Work instructions:
Extract every record, keeping each one exactly as it is.

[START Given information]

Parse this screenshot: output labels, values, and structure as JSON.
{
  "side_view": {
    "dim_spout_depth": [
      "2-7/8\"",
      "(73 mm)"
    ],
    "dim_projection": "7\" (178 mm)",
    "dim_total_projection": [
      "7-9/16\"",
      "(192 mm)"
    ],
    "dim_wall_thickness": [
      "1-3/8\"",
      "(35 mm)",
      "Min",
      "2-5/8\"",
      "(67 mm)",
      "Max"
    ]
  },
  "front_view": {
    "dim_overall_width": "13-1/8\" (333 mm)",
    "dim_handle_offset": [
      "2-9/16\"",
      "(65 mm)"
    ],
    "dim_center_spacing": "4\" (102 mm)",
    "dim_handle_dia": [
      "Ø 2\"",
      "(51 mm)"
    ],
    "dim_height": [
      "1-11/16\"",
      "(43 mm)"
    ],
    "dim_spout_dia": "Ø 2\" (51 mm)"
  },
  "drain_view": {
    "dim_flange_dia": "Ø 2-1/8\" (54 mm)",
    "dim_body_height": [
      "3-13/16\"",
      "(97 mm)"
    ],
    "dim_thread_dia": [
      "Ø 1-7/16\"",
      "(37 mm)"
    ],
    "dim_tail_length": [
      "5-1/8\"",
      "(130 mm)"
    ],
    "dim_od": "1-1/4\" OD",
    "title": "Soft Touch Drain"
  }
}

[END Given information]

Full answer:
Parse this screenshot: output labels, values, and structure as JSON.
{
  "side_view": {
    "dim_spout_depth": [
      "2-7/8\"",
      "(73 mm)"
    ],
    "dim_projection": "7\" (178 mm)",
    "dim_total_projection": [
      "7-9/16\"",
      "(192 mm)"
    ],
    "dim_wall_thickness": [
      "1-3/8\"",
      "(35 mm)",
      "Min",
      "2-5/8\"",
      "(67 mm)",
      "Max"
    ]
  },
  "front_view": {
    "dim_overall_width": "13-1/8\" (333 mm)",
    "dim_handle_offset": [
      "2-9/16\"",
      "(65 mm)"
    ],
    "dim_center_spacing": "4\" (102 mm)",
    "dim_handle_dia": [
      "Ø 2\"",
      "(51 mm)"
    ],
    "dim_height": [
      "1-11/16\"",
      "(43 mm)"
    ],
    "dim_spout_dia": "Ø 2\" (51 mm)"
  },
  "drain_view": {
    "dim_flange_dia": "Ø 2-1/8\" (54 mm)",
    "dim_body_height": [
      "3-13/16\"",
      "(97 mm)"
    ],
    "dim_thread_dia": [
      "Ø 1-7/16\"",
      "(37 mm)"
    ],
    "dim_tail_length": [
      "5-1/8\"",
      "(130 mm)"
    ],
    "dim_od": "1-1/4\" OD",
    "title": "Soft Touch Drain"
  }
}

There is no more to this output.